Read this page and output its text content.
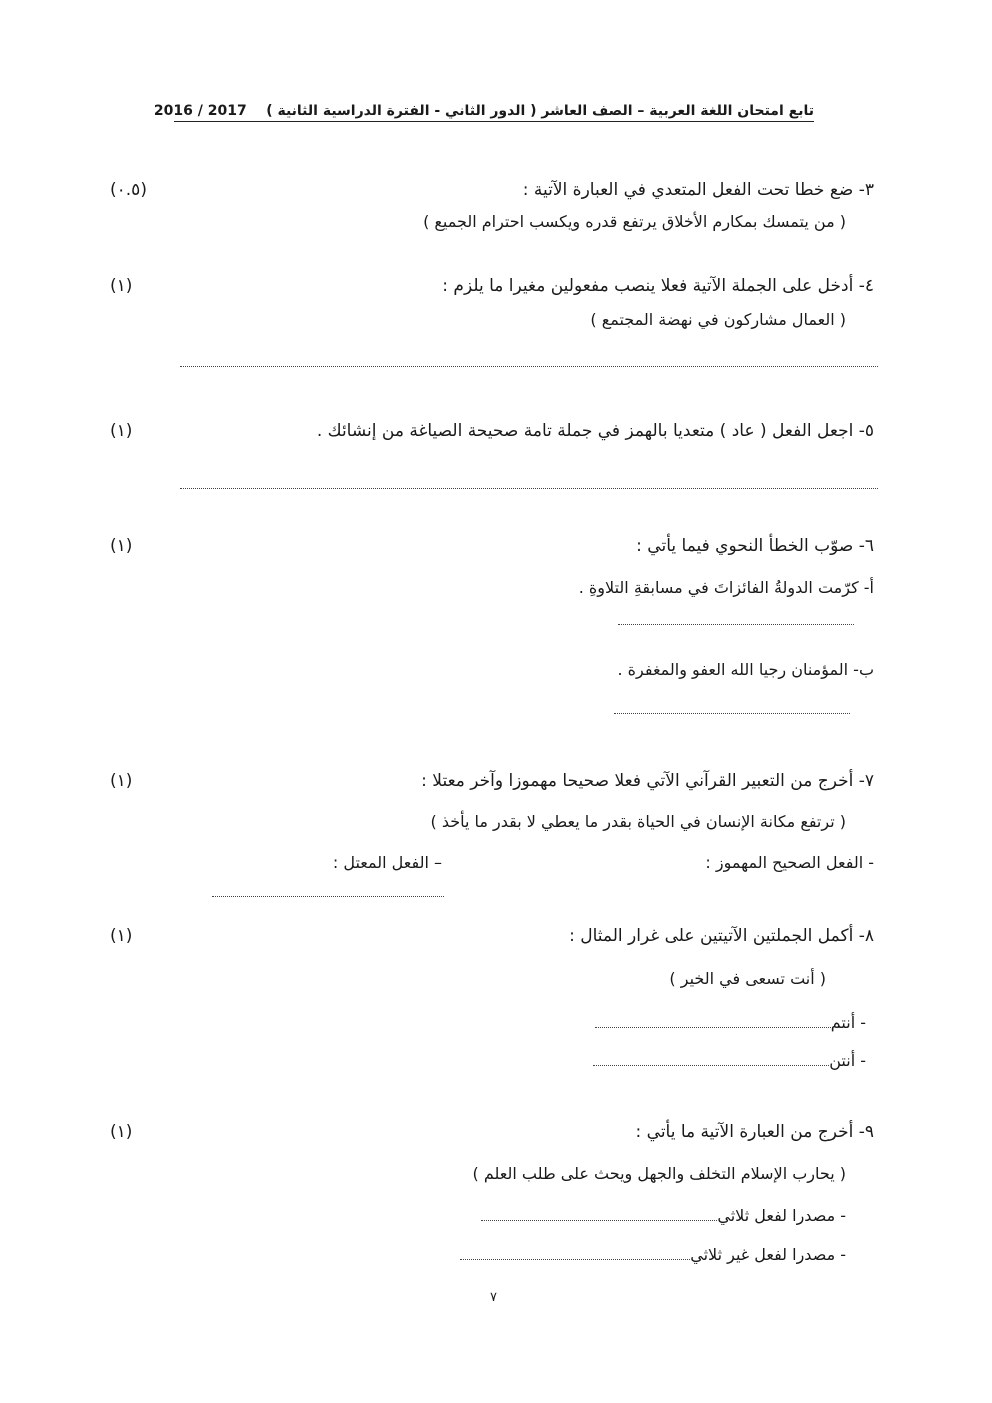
تابع امتحان اللغة العربية – الصف العاشر ( الدور الثاني - الفترة الدراسية الثانية )    2016 / 2017
٣- ضع خطا تحت الفعل المتعدي في العبارة الآتية :
(٠.٥)
( من يتمسك بمكارم الأخلاق يرتفع قدره ويكسب احترام الجميع )
٤- أدخل على الجملة الآتية فعلا ينصب مفعولين مغيرا ما يلزم :
(١)
( العمال مشاركون في نهضة المجتمع )
٥- اجعل الفعل ( عاد ) متعديا بالهمز في جملة تامة صحيحة الصياغة من إنشائك .
(١)
٦- صوّب الخطأ النحوي فيما يأتي :
(١)
أ- كرّمت الدولةُ الفائزاتَ في مسابقةِ التلاوةِ .
ب- المؤمنان رجيا الله العفو والمغفرة .
٧- أخرج من التعبير القرآني الآتي فعلا صحيحا مهموزا وآخر معتلا :
(١)
( ترتفع مكانة الإنسان في الحياة بقدر ما يعطي لا بقدر ما يأخذ )
- الفعل الصحيح المهموز :
– الفعل المعتل :
٨- أكمل الجملتين الآتيتين على غرار المثال :
(١)
( أنت تسعى في الخير )
- أنتم
- أنتن
٩- أخرج من العبارة الآتية ما يأتي :
(١)
( يحارب الإسلام التخلف والجهل ويحث على طلب العلم )
- مصدرا لفعل ثلاثي
- مصدرا لفعل غير ثلاثي
٧
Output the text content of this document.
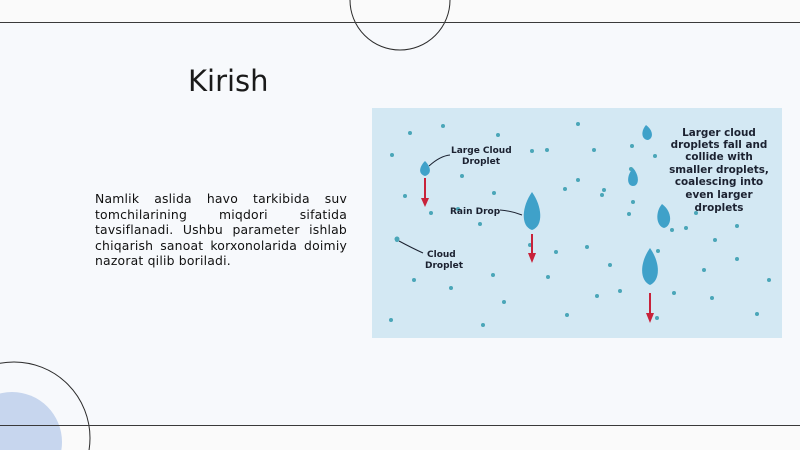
Kirish

Namlik aslida havo tarkibida suv tomchilarining miqdori sifatida tavsiflanadi. Ushbu parameter ishlab chiqarish sanoat korxonolarida doimiy nazorat qilib boriladi.

Large Cloud
Droplet
Rain Drop
Cloud
Droplet
Larger cloud
droplets fall and
collide with
smaller droplets,
coalescing into
even larger
droplets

----------

AIM -
Pick out the lines above containing the word "الآتية", then copy them.

ANSWER TO THIS PROBLEM -
٣- ضع خطا تحت الفعل المتعدي في العبارة الآتية :
٤- أدخل على الجملة الآتية فعلا ينصب مفعولين مغيرا ما يلزم :
٩- أخرج من العبارة الآتية ما يأتي :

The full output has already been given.